## [Exercise task]
Find each line containing the string "ffffff" and return it.

+++

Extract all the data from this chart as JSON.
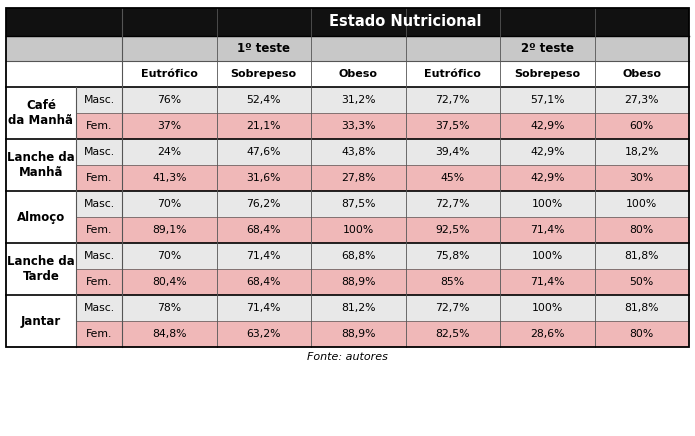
{
  "title": "Estado Nutricional",
  "test1_label": "1º teste",
  "test2_label": "2º teste",
  "col_headers": [
    "Eutrófico",
    "Sobrepeso",
    "Obeso",
    "Eutrófico",
    "Sobrepeso",
    "Obeso"
  ],
  "row_groups": [
    {
      "label": "Café\nda Manhã",
      "rows": [
        {
          "gender": "Masc.",
          "values": [
            "76%",
            "52,4%",
            "31,2%",
            "72,7%",
            "57,1%",
            "27,3%"
          ]
        },
        {
          "gender": "Fem.",
          "values": [
            "37%",
            "21,1%",
            "33,3%",
            "37,5%",
            "42,9%",
            "60%"
          ]
        }
      ]
    },
    {
      "label": "Lanche da\nManhã",
      "rows": [
        {
          "gender": "Masc.",
          "values": [
            "24%",
            "47,6%",
            "43,8%",
            "39,4%",
            "42,9%",
            "18,2%"
          ]
        },
        {
          "gender": "Fem.",
          "values": [
            "41,3%",
            "31,6%",
            "27,8%",
            "45%",
            "42,9%",
            "30%"
          ]
        }
      ]
    },
    {
      "label": "Almoço",
      "rows": [
        {
          "gender": "Masc.",
          "values": [
            "70%",
            "76,2%",
            "87,5%",
            "72,7%",
            "100%",
            "100%"
          ]
        },
        {
          "gender": "Fem.",
          "values": [
            "89,1%",
            "68,4%",
            "100%",
            "92,5%",
            "71,4%",
            "80%"
          ]
        }
      ]
    },
    {
      "label": "Lanche da\nTarde",
      "rows": [
        {
          "gender": "Masc.",
          "values": [
            "70%",
            "71,4%",
            "68,8%",
            "75,8%",
            "100%",
            "81,8%"
          ]
        },
        {
          "gender": "Fem.",
          "values": [
            "80,4%",
            "68,4%",
            "88,9%",
            "85%",
            "71,4%",
            "50%"
          ]
        }
      ]
    },
    {
      "label": "Jantar",
      "rows": [
        {
          "gender": "Masc.",
          "values": [
            "78%",
            "71,4%",
            "81,2%",
            "72,7%",
            "100%",
            "81,8%"
          ]
        },
        {
          "gender": "Fem.",
          "values": [
            "84,8%",
            "63,2%",
            "88,9%",
            "82,5%",
            "28,6%",
            "80%"
          ]
        }
      ]
    }
  ],
  "footer": "Fonte: autores",
  "header_bg": "#111111",
  "header_text_color": "#ffffff",
  "subheader_bg": "#c8c8c8",
  "col_header_bg": "#ffffff",
  "row_masc_bg": "#e8e8e8",
  "row_fem_bg": "#f0b8b8",
  "group_label_bg": "#ffffff",
  "border_color": "#555555",
  "border_color_thick": "#000000",
  "font_size_title": 10.5,
  "font_size_subheader": 8.5,
  "font_size_colheader": 8.0,
  "font_size_cell": 7.8,
  "font_size_footer": 8.0
}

+++

## [Result]
  "header_text_color": "#ffffff",
  "col_header_bg": "#ffffff",
  "group_label_bg": "#ffffff",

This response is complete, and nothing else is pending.